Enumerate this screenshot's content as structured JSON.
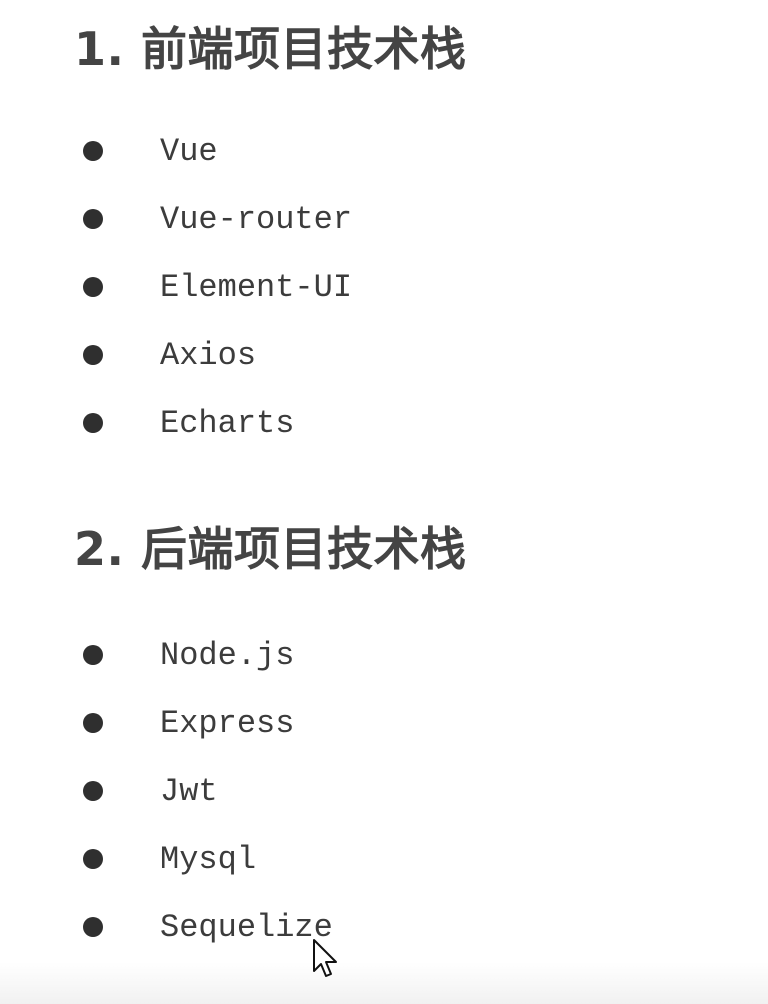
{
  "sections": [
    {
      "title": "1. 前端项目技术栈",
      "items": [
        "Vue",
        "Vue-router",
        "Element-UI",
        "Axios",
        "Echarts"
      ]
    },
    {
      "title": "2. 后端项目技术栈",
      "items": [
        "Node.js",
        "Express",
        "Jwt",
        "Mysql",
        "Sequelize"
      ]
    }
  ],
  "icons": {
    "bullet": "filled-circle-bullet",
    "cursor": "mouse-pointer-arrow"
  },
  "colors": {
    "heading": "#444444",
    "text": "#3c3c3c",
    "bullet": "#2f2f2f",
    "background": "#ffffff"
  }
}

## Your instructions
Each line that holds the string "bullet" counts once; give the total and nothing else.

## Exercise answer
2